(Page text entries)
|---|
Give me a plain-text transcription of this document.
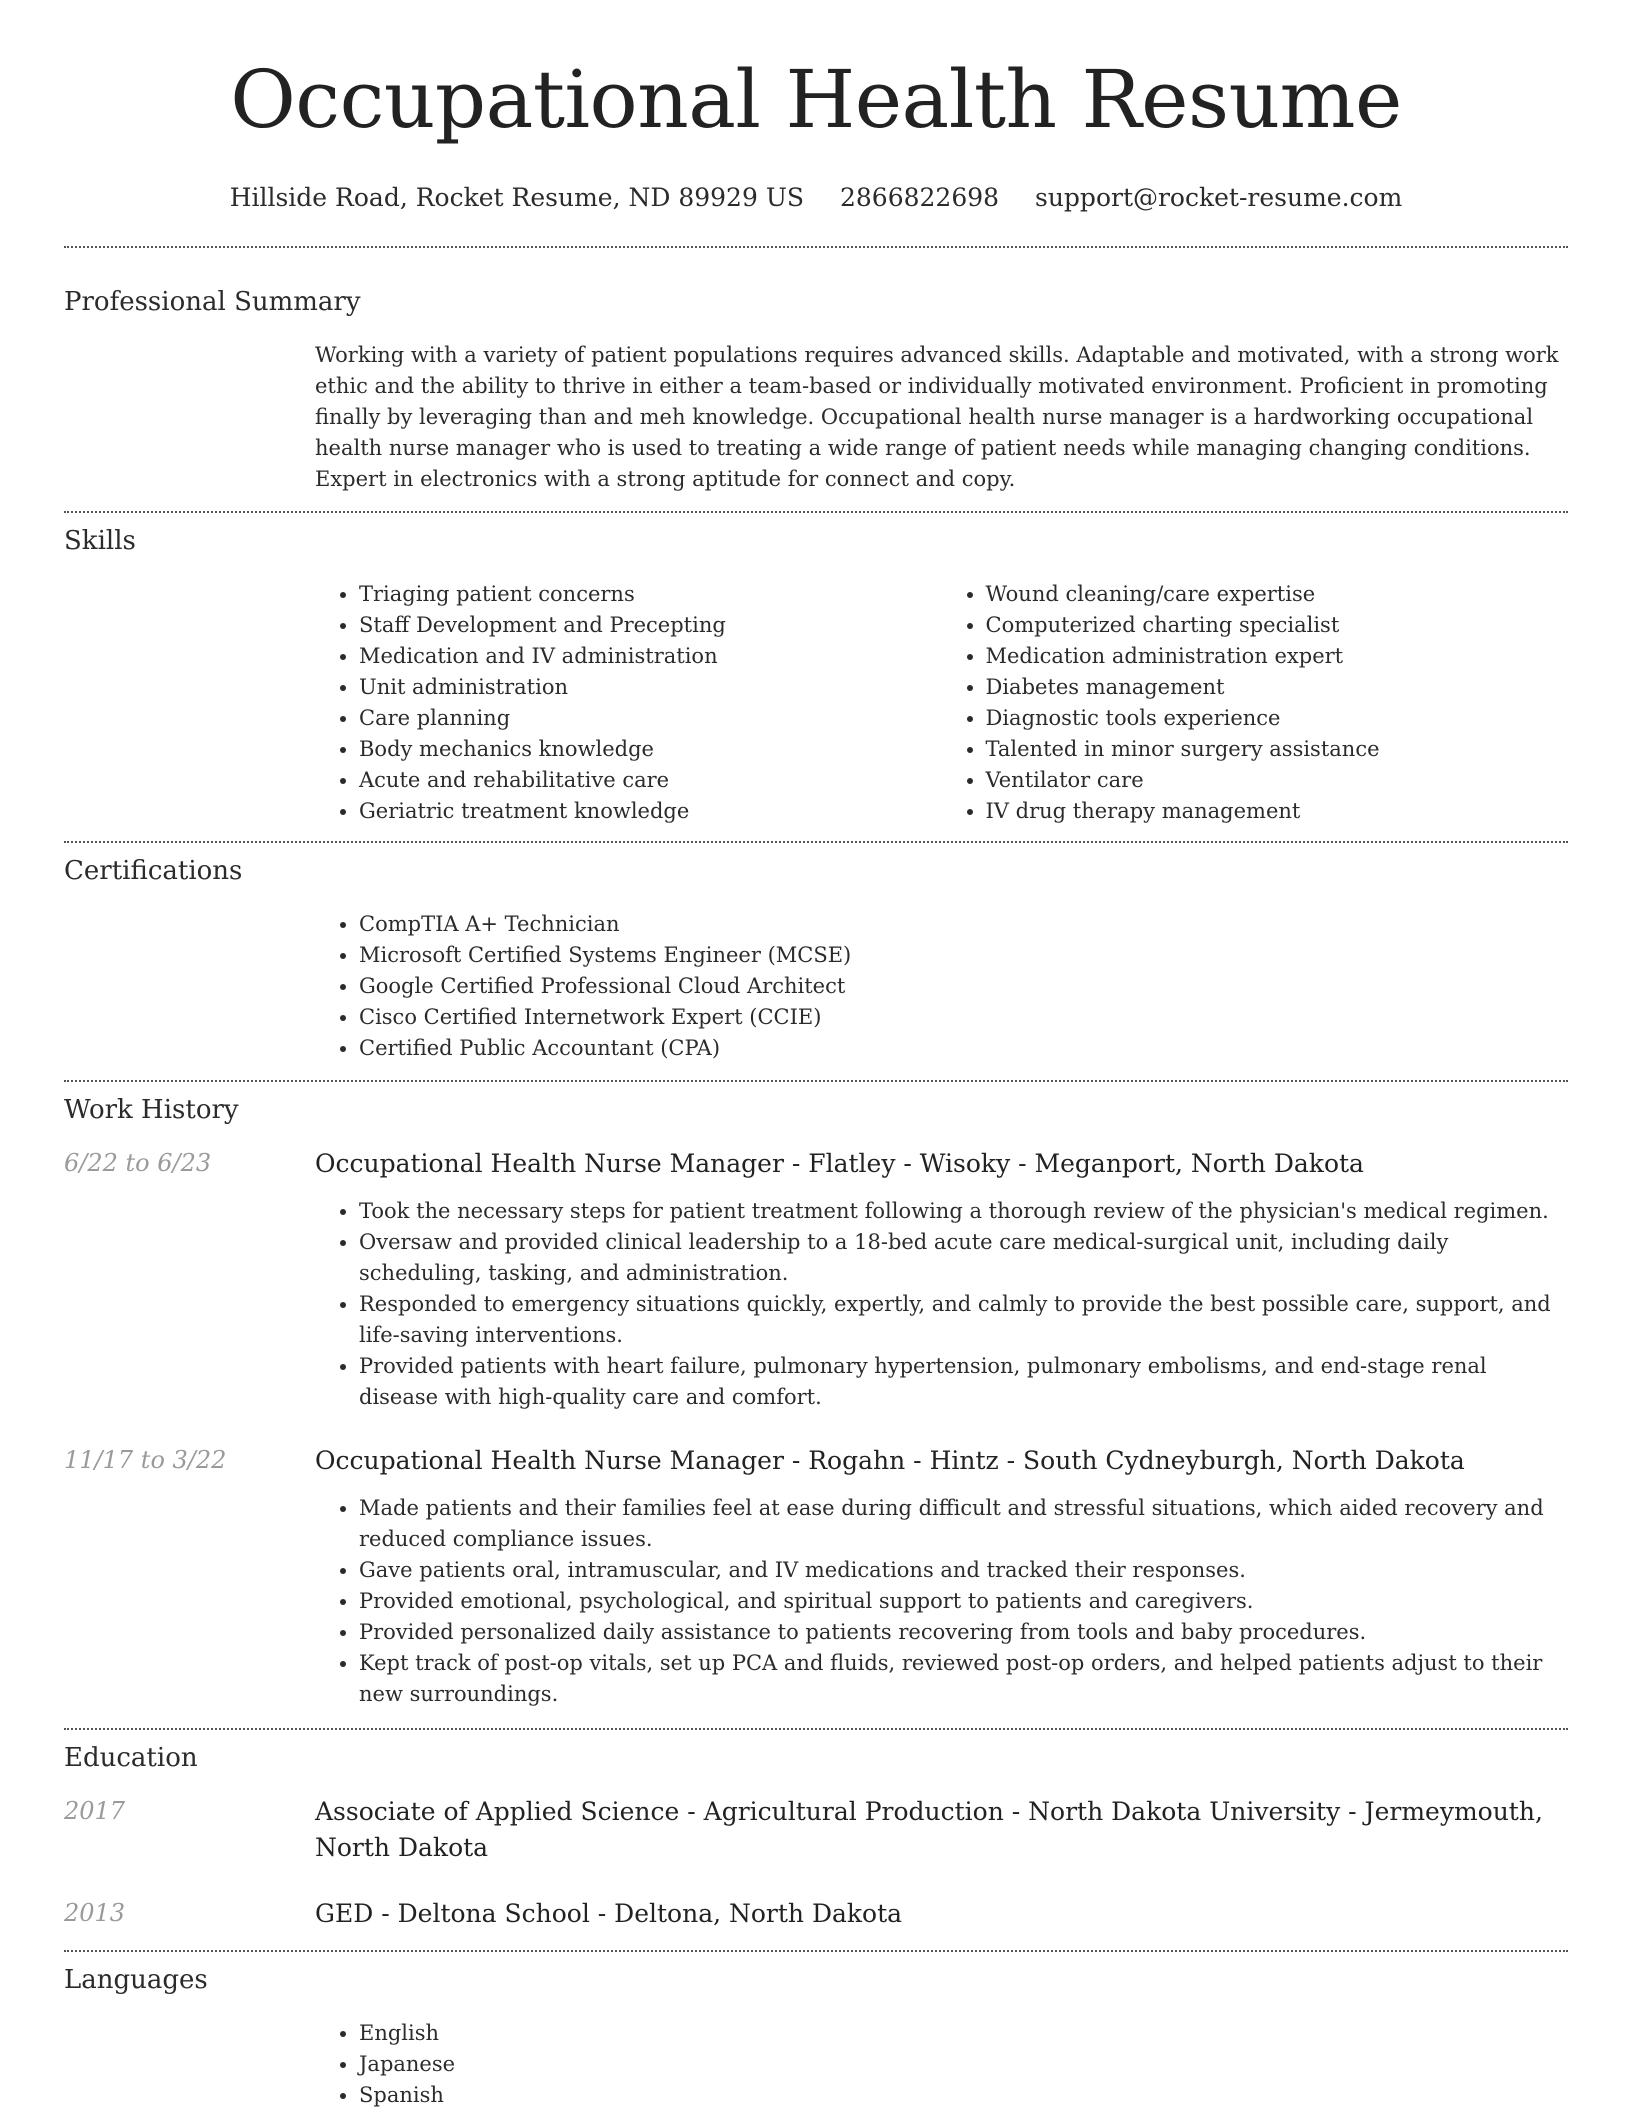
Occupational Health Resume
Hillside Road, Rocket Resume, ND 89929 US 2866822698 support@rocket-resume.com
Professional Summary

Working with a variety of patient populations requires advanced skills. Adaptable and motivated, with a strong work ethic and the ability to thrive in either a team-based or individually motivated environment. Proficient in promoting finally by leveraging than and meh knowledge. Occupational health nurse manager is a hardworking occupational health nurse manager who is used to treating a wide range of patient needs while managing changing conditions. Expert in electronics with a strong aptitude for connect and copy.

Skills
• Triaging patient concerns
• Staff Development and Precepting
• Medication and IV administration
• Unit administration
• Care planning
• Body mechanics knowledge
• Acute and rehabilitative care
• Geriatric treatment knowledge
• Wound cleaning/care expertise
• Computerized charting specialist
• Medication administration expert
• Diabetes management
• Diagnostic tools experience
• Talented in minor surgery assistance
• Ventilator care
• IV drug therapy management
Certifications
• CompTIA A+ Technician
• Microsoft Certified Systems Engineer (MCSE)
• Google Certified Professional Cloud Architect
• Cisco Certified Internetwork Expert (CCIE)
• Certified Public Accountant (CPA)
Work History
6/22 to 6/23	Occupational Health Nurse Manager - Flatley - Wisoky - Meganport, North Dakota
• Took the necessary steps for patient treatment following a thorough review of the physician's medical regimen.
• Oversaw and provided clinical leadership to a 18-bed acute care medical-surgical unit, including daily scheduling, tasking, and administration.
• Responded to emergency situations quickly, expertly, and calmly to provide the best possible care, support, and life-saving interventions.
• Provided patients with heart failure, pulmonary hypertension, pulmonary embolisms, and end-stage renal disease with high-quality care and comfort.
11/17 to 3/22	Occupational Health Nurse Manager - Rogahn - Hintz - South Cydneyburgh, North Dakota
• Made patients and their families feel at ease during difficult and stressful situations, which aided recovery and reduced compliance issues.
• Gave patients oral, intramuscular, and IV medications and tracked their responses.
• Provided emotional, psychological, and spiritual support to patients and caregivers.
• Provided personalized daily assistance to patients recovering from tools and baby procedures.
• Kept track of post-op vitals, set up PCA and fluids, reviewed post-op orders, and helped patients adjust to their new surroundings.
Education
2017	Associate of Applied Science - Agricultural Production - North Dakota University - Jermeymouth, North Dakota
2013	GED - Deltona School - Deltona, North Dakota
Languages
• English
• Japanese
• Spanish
|---|
Which lines of the data include the string "administration"? Copy each of them.

- Answer to the exercise:
• Medication and IV administration
• Unit administration
• Medication administration expert
• Oversaw and provided clinical leadership to a 18-bed acute care medical-surgical unit, including daily scheduling, tasking, and administration.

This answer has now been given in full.